• [Challenge] Identify every line in the records below that contains the word "name", and reproduce each one.

• [Extracted material]
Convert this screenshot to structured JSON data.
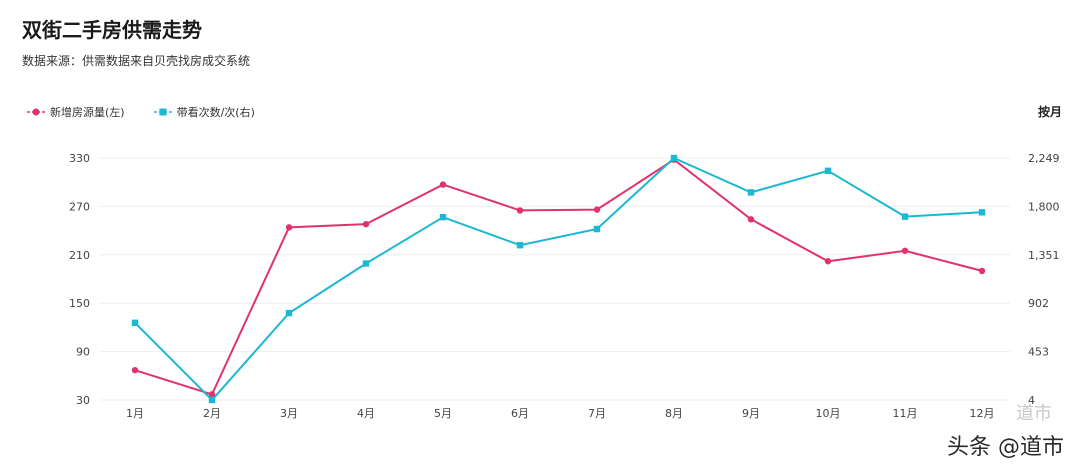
{
  "header": {
    "title": "双街二手房供需走势",
    "subtitle": "数据来源：供需数据来自贝壳找房成交系统",
    "period": "按月"
  },
  "watermark": {
    "text": "头条 @道市",
    "faint_text": "道市"
  },
  "colors": {
    "supply": "#e0336e",
    "viewings": "#1ab8d2",
    "grid": "#eeeeee",
    "tick": "#444444"
  },
  "chart_data": {
    "type": "line",
    "title": "双街二手房供需走势",
    "categories": [
      "1月",
      "2月",
      "3月",
      "4月",
      "5月",
      "6月",
      "7月",
      "8月",
      "9月",
      "10月",
      "11月",
      "12月"
    ],
    "left_axis": {
      "ylim": [
        30,
        330
      ],
      "ticks": [
        "30",
        "90",
        "150",
        "210",
        "270",
        "330"
      ]
    },
    "right_axis": {
      "ylim": [
        4,
        2249
      ],
      "ticks": [
        "4",
        "453",
        "902",
        "1,351",
        "1,800",
        "2,249"
      ]
    },
    "series": [
      {
        "name": "新增房源量(左)",
        "axis": "left",
        "marker": "circle",
        "values": [
          67,
          37,
          244,
          248,
          297,
          265,
          266,
          328,
          254,
          202,
          215,
          190
        ]
      },
      {
        "name": "带看次数/次(右)",
        "axis": "right",
        "marker": "square",
        "values": [
          720,
          4,
          810,
          1270,
          1700,
          1440,
          1590,
          2249,
          1930,
          2130,
          1705,
          1745
        ]
      }
    ]
  }
}
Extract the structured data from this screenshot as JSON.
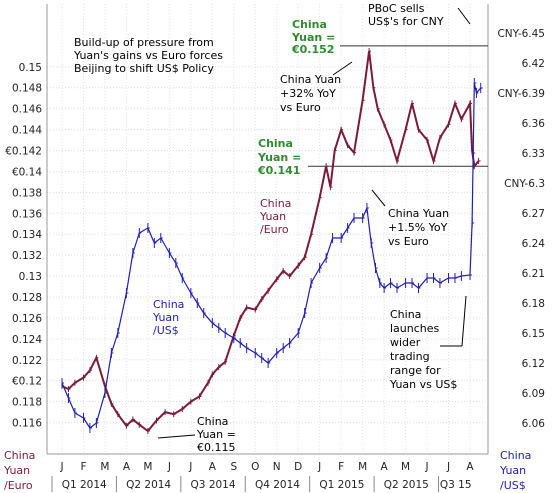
{
  "chart_data": {
    "type": "line",
    "title": [
      "Build-up of pressure from",
      "Yuan's gains vs Euro forces",
      "Beijing to shift US$ Policy"
    ],
    "x_months": [
      "J",
      "F",
      "M",
      "A",
      "M",
      "J",
      "J",
      "A",
      "S",
      "O",
      "N",
      "D",
      "J",
      "F",
      "M",
      "A",
      "M",
      "J",
      "J",
      "A"
    ],
    "x_quarters": [
      "Q1 2014",
      "Q2 2014",
      "Q3 2014",
      "Q4 2014",
      "Q1 2015",
      "Q2 2015",
      "Q3 15"
    ],
    "left_axis": {
      "ylim": [
        0.113,
        0.156
      ],
      "ticks": [
        0.116,
        0.118,
        0.12,
        0.122,
        0.124,
        0.126,
        0.128,
        0.13,
        0.132,
        0.134,
        0.136,
        0.138,
        0.14,
        0.142,
        0.144,
        0.146,
        0.148,
        0.15
      ],
      "tick_labels": [
        "0.116",
        "0.118",
        "€0.12",
        "0.122",
        "0.124",
        "0.126",
        "0.128",
        "0.13",
        "0.132",
        "0.134",
        "0.136",
        "0.138",
        "€0.14",
        "€0.142",
        "0.144",
        "0.146",
        "0.148",
        "0.15"
      ],
      "bottom_label": [
        "China",
        "Yuan",
        "/Euro"
      ]
    },
    "right_axis": {
      "ticks": [
        6.06,
        6.09,
        6.12,
        6.15,
        6.18,
        6.21,
        6.24,
        6.27,
        6.3,
        6.33,
        6.36,
        6.39,
        6.42,
        6.45
      ],
      "tick_labels": [
        "6.06",
        "6.09",
        "6.12",
        "6.15",
        "6.18",
        "6.21",
        "6.24",
        "6.27",
        "CNY-6.3",
        "6.33",
        "6.36",
        "CNY-6.39",
        "6.42",
        "CNY-6.45"
      ],
      "bottom_label": [
        "China",
        "Yuan",
        "/US$"
      ]
    },
    "series": [
      {
        "name": "China Yuan /Euro",
        "color": "#7a1a3c",
        "axis": "left",
        "points": [
          [
            0,
            0.1195
          ],
          [
            0.3,
            0.1192
          ],
          [
            0.6,
            0.1198
          ],
          [
            1,
            0.1203
          ],
          [
            1.3,
            0.121
          ],
          [
            1.6,
            0.1222
          ],
          [
            2,
            0.1195
          ],
          [
            2.3,
            0.1178
          ],
          [
            2.6,
            0.1168
          ],
          [
            3,
            0.1157
          ],
          [
            3.3,
            0.1163
          ],
          [
            3.6,
            0.1158
          ],
          [
            4,
            0.1152
          ],
          [
            4.4,
            0.1162
          ],
          [
            4.8,
            0.117
          ],
          [
            5.2,
            0.1168
          ],
          [
            5.6,
            0.1173
          ],
          [
            6,
            0.118
          ],
          [
            6.4,
            0.1185
          ],
          [
            6.8,
            0.1198
          ],
          [
            7,
            0.1206
          ],
          [
            7.3,
            0.1213
          ],
          [
            7.6,
            0.1218
          ],
          [
            8,
            0.1243
          ],
          [
            8.3,
            0.126
          ],
          [
            8.6,
            0.127
          ],
          [
            9,
            0.1268
          ],
          [
            9.3,
            0.1278
          ],
          [
            9.6,
            0.1286
          ],
          [
            10,
            0.1297
          ],
          [
            10.3,
            0.1305
          ],
          [
            10.6,
            0.13
          ],
          [
            11,
            0.131
          ],
          [
            11.3,
            0.1318
          ],
          [
            11.6,
            0.134
          ],
          [
            12,
            0.1375
          ],
          [
            12.3,
            0.1405
          ],
          [
            12.5,
            0.1385
          ],
          [
            12.7,
            0.142
          ],
          [
            13,
            0.144
          ],
          [
            13.3,
            0.1425
          ],
          [
            13.6,
            0.1418
          ],
          [
            14,
            0.1468
          ],
          [
            14.3,
            0.1515
          ],
          [
            14.5,
            0.148
          ],
          [
            14.7,
            0.146
          ],
          [
            15,
            0.1445
          ],
          [
            15.3,
            0.143
          ],
          [
            15.6,
            0.141
          ],
          [
            16,
            0.144
          ],
          [
            16.3,
            0.1465
          ],
          [
            16.6,
            0.144
          ],
          [
            17,
            0.143
          ],
          [
            17.3,
            0.141
          ],
          [
            17.6,
            0.1432
          ],
          [
            18,
            0.1445
          ],
          [
            18.3,
            0.1465
          ],
          [
            18.6,
            0.145
          ],
          [
            19,
            0.1465
          ],
          [
            19.1,
            0.142
          ],
          [
            19.2,
            0.1405
          ],
          [
            19.4,
            0.141
          ]
        ]
      },
      {
        "name": "China Yuan /US$",
        "color": "#1f1fb0",
        "axis": "right",
        "points": [
          [
            0,
            6.1
          ],
          [
            0.3,
            6.085
          ],
          [
            0.6,
            6.07
          ],
          [
            1,
            6.065
          ],
          [
            1.3,
            6.055
          ],
          [
            1.6,
            6.06
          ],
          [
            2,
            6.09
          ],
          [
            2.3,
            6.13
          ],
          [
            2.6,
            6.15
          ],
          [
            3,
            6.19
          ],
          [
            3.3,
            6.23
          ],
          [
            3.6,
            6.25
          ],
          [
            4,
            6.255
          ],
          [
            4.3,
            6.24
          ],
          [
            4.6,
            6.245
          ],
          [
            5,
            6.23
          ],
          [
            5.3,
            6.22
          ],
          [
            5.6,
            6.205
          ],
          [
            6,
            6.19
          ],
          [
            6.3,
            6.18
          ],
          [
            6.6,
            6.17
          ],
          [
            7,
            6.16
          ],
          [
            7.3,
            6.155
          ],
          [
            7.6,
            6.15
          ],
          [
            8,
            6.145
          ],
          [
            8.3,
            6.14
          ],
          [
            8.6,
            6.135
          ],
          [
            9,
            6.13
          ],
          [
            9.3,
            6.125
          ],
          [
            9.6,
            6.12
          ],
          [
            10,
            6.13
          ],
          [
            10.3,
            6.135
          ],
          [
            10.6,
            6.14
          ],
          [
            11,
            6.15
          ],
          [
            11.3,
            6.17
          ],
          [
            11.6,
            6.2
          ],
          [
            12,
            6.215
          ],
          [
            12.3,
            6.225
          ],
          [
            12.6,
            6.245
          ],
          [
            13,
            6.245
          ],
          [
            13.3,
            6.255
          ],
          [
            13.6,
            6.265
          ],
          [
            14,
            6.265
          ],
          [
            14.2,
            6.275
          ],
          [
            14.4,
            6.24
          ],
          [
            14.6,
            6.215
          ],
          [
            14.8,
            6.2
          ],
          [
            15,
            6.195
          ],
          [
            15.3,
            6.2
          ],
          [
            15.6,
            6.195
          ],
          [
            16,
            6.2
          ],
          [
            16.3,
            6.2
          ],
          [
            16.6,
            6.195
          ],
          [
            17,
            6.205
          ],
          [
            17.3,
            6.205
          ],
          [
            17.6,
            6.2
          ],
          [
            18,
            6.205
          ],
          [
            18.3,
            6.205
          ],
          [
            18.6,
            6.207
          ],
          [
            19,
            6.208
          ],
          [
            19.1,
            6.26
          ],
          [
            19.15,
            6.33
          ],
          [
            19.2,
            6.4
          ],
          [
            19.3,
            6.39
          ],
          [
            19.5,
            6.395
          ]
        ]
      }
    ],
    "reference_lines": [
      {
        "label_top": "China",
        "label_bottom": "Yuan = €0.152",
        "value": 0.152
      },
      {
        "label_top": "China",
        "label_bottom": "Yuan = €0.141",
        "value": 0.1405
      }
    ],
    "annotations": [
      {
        "lines": [
          "China Yuan",
          "+32% YoY",
          "vs Euro"
        ]
      },
      {
        "lines": [
          "China Yuan",
          "+1.5% YoY",
          "vs Euro"
        ]
      },
      {
        "lines": [
          "China",
          "Yuan =",
          "€0.115"
        ]
      },
      {
        "lines": [
          "PBoC sells",
          "US$'s for CNY"
        ]
      },
      {
        "lines": [
          "China",
          "launches",
          "wider",
          "trading",
          "range for",
          "Yuan vs US$"
        ]
      }
    ],
    "series_labels": {
      "euro": [
        "China",
        "Yuan",
        "/Euro"
      ],
      "usd": [
        "China",
        "Yuan",
        "/US$"
      ]
    },
    "grid": true
  }
}
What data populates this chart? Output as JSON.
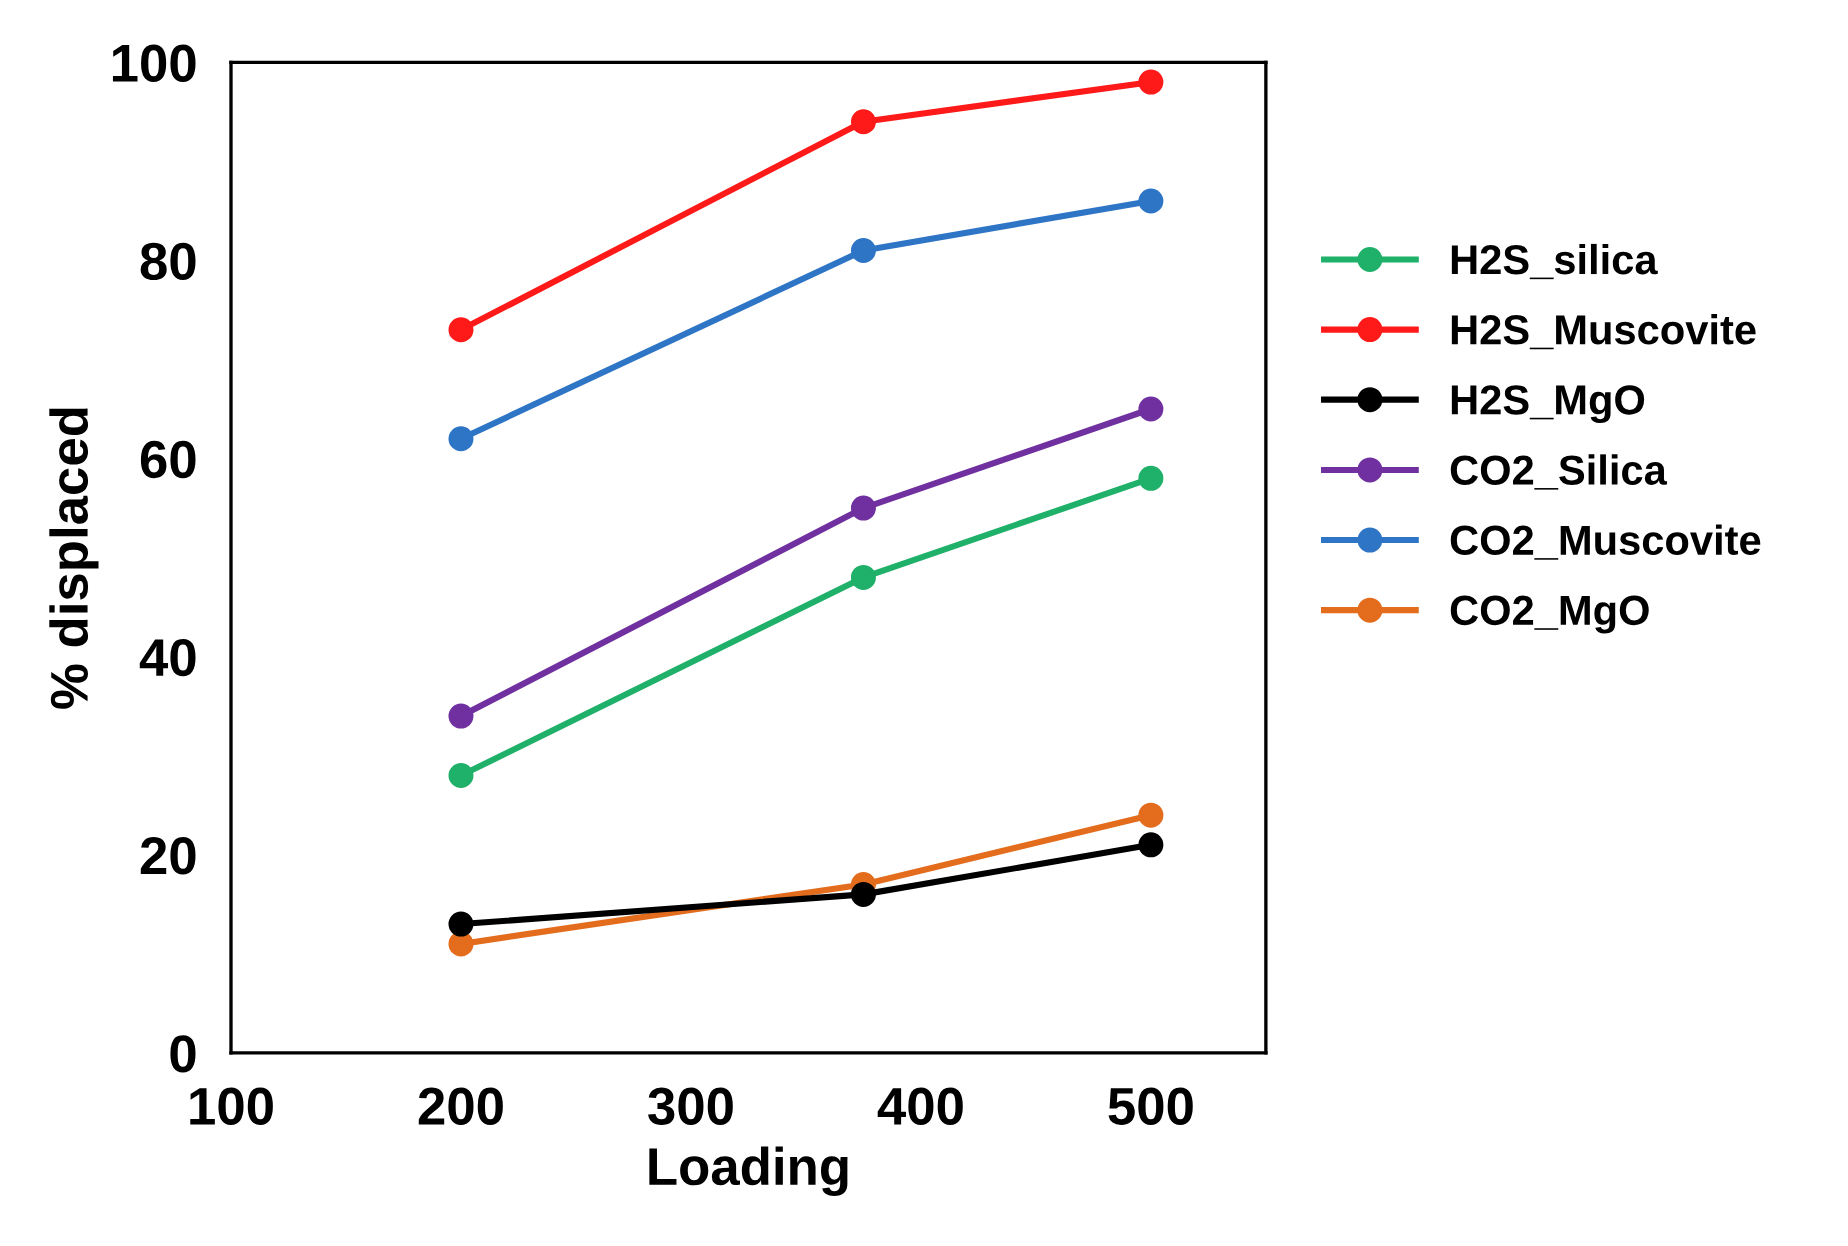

• [Final result]
        "name": "新增房源量(左)",
        "name": "带看次数/次(右)",
        "name": "China Yuan /Euro",
        "name": "China Yuan /US$",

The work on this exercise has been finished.